[Extracted records]
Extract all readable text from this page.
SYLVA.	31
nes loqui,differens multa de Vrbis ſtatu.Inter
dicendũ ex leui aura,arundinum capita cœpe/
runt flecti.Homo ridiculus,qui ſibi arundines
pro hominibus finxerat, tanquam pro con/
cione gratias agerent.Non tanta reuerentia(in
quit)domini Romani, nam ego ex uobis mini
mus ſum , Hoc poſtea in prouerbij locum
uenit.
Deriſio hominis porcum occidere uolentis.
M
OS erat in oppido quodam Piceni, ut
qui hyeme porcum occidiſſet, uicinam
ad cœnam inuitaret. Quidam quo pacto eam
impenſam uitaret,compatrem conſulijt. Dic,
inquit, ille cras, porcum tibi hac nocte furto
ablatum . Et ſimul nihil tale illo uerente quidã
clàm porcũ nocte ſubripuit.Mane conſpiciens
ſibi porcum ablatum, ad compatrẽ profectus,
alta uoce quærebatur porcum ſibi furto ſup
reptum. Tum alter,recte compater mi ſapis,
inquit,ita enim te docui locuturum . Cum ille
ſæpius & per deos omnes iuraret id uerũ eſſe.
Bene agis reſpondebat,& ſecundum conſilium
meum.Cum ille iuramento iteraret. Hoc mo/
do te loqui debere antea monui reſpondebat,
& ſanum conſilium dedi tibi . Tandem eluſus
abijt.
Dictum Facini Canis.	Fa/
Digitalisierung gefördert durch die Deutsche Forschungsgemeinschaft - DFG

- _Work instructions_
Using the listing above, pick out each line that contains the word "inquit", then copy it.

- _Correct output_
inquit, ille cras, porcum tibi hac nocte furto
inquit,ita enim te docui locuturum . Cum ille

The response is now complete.